* EXERCISE DETAILS *
Copy all the entries word for word, but omit the pictures.

====

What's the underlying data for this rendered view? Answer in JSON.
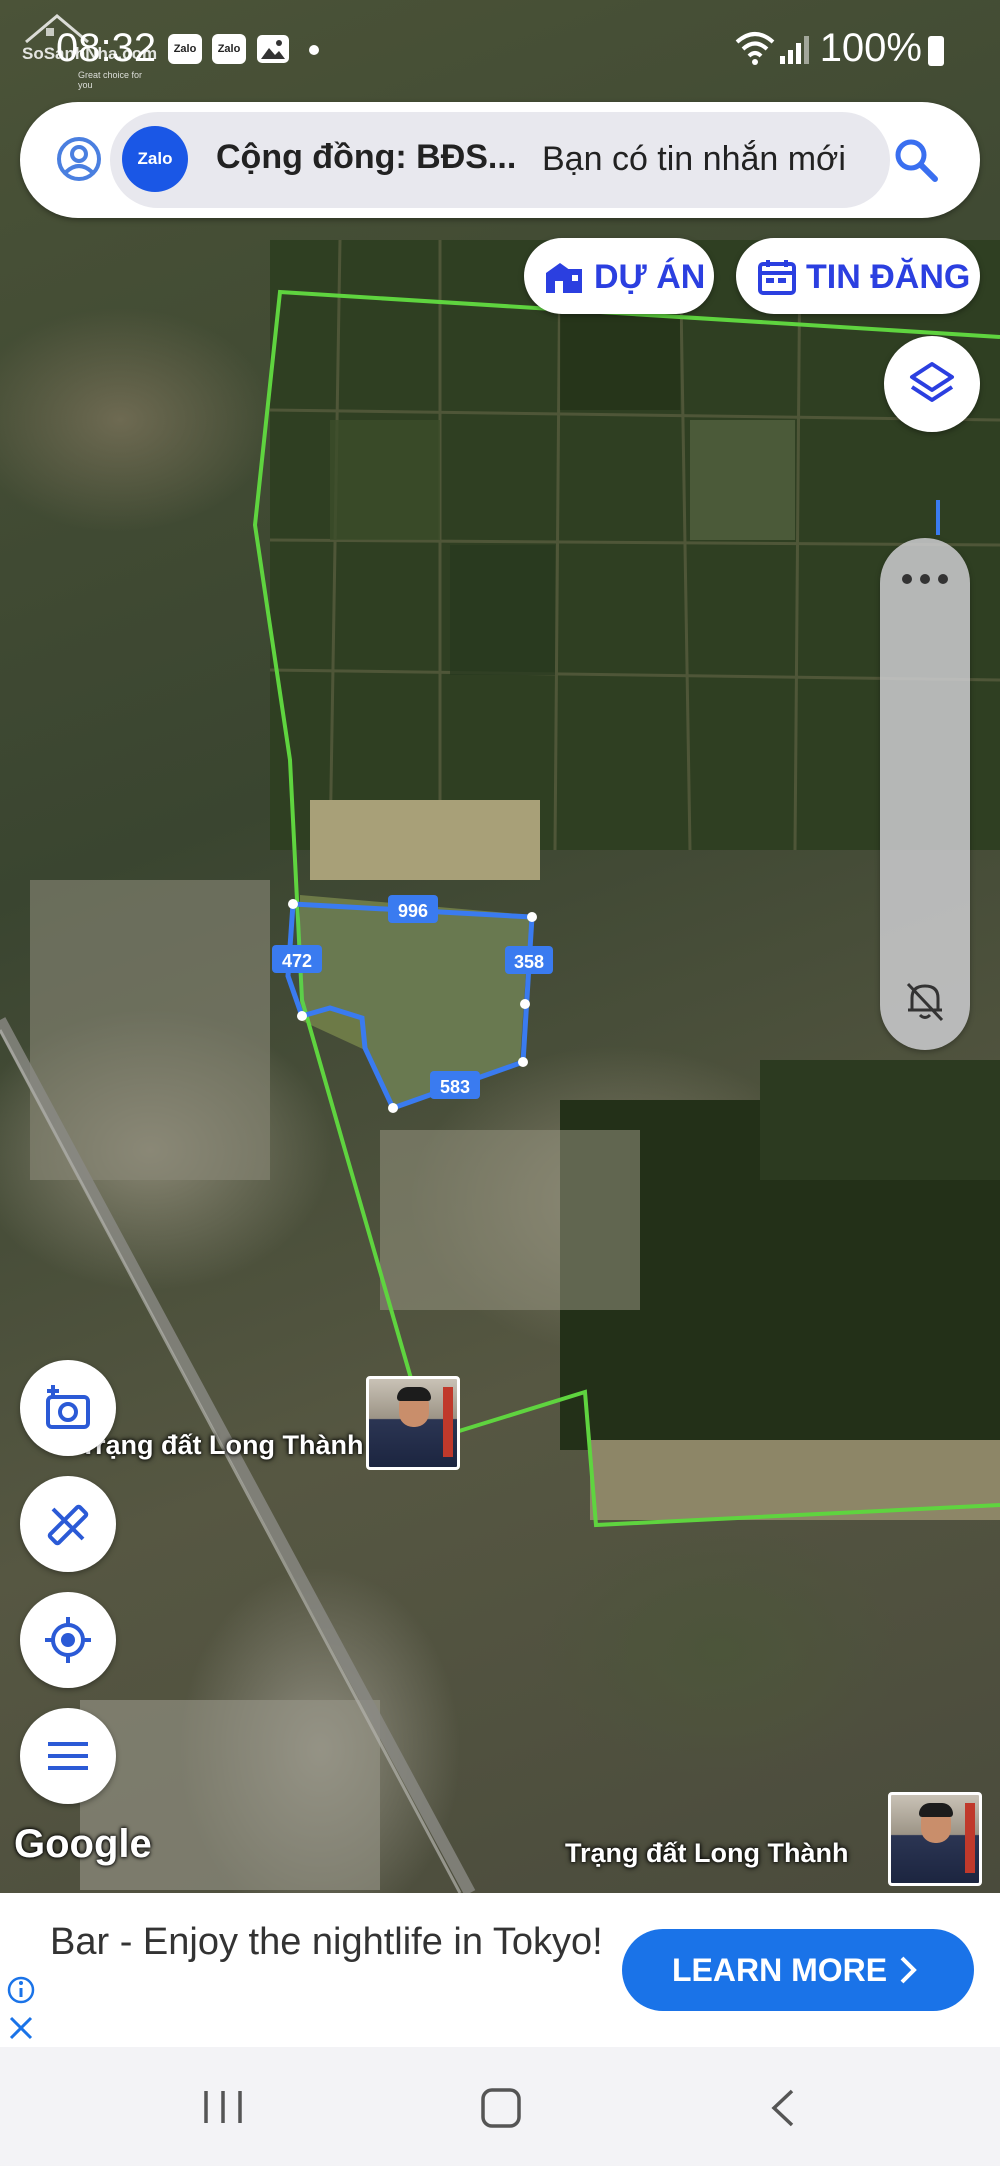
{
  "status_bar": {
    "time": "08:32",
    "watermark_name": "SoSanhNha.com",
    "watermark_tagline": "Great choice for you",
    "notification_icons": [
      "Zalo",
      "Zalo"
    ],
    "battery": "100%"
  },
  "search": {
    "notification_title": "Cộng đồng: BĐS...",
    "notification_message": "Bạn có tin nhắn mới",
    "app_badge": "Zalo"
  },
  "buttons": {
    "project_label": "DỰ ÁN",
    "listing_label": "TIN ĐĂNG"
  },
  "map": {
    "parcel_edges": [
      "996",
      "358",
      "583",
      "472"
    ],
    "marker_label": "Trạng đất Long Thành",
    "corner_label": "Trạng đất Long Thành",
    "attribution": "Google",
    "colors": {
      "boundary": "#5fd43f",
      "parcel": "#3a7bf0"
    }
  },
  "ad": {
    "text": "Bar - Enjoy the nightlife in Tokyo!",
    "cta_label": "LEARN MORE"
  },
  "icons": [
    "profile-icon",
    "search-icon",
    "building-icon",
    "calendar-icon",
    "layers-icon",
    "more-icon",
    "bell-off-icon",
    "camera-add-icon",
    "measure-icon",
    "my-location-icon",
    "menu-icon",
    "info-icon",
    "close-icon"
  ]
}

====

* ANSWER TO THE PROBLEM *
What's the underlying data for this rendered view? Answer in JSON.
{
  "status_bar": {
    "time": "08:32",
    "watermark_name": "SoSanhNha.com",
    "watermark_tagline": "Great choice for you",
    "notification_icons": [
      "Zalo",
      "Zalo"
    ],
    "battery": "100%"
  },
  "search": {
    "notification_title": "Cộng đồng: BĐS...",
    "notification_message": "Bạn có tin nhắn mới",
    "app_badge": "Zalo"
  },
  "buttons": {
    "project_label": "DỰ ÁN",
    "listing_label": "TIN ĐĂNG"
  },
  "map": {
    "parcel_edges": [
      "996",
      "358",
      "583",
      "472"
    ],
    "marker_label": "Trạng đất Long Thành",
    "corner_label": "Trạng đất Long Thành",
    "attribution": "Google",
    "colors": {
      "boundary": "#5fd43f",
      "parcel": "#3a7bf0"
    }
  },
  "ad": {
    "text": "Bar - Enjoy the nightlife in Tokyo!",
    "cta_label": "LEARN MORE"
  },
  "icons": [
    "profile-icon",
    "search-icon",
    "building-icon",
    "calendar-icon",
    "layers-icon",
    "more-icon",
    "bell-off-icon",
    "camera-add-icon",
    "measure-icon",
    "my-location-icon",
    "menu-icon",
    "info-icon",
    "close-icon"
  ]
}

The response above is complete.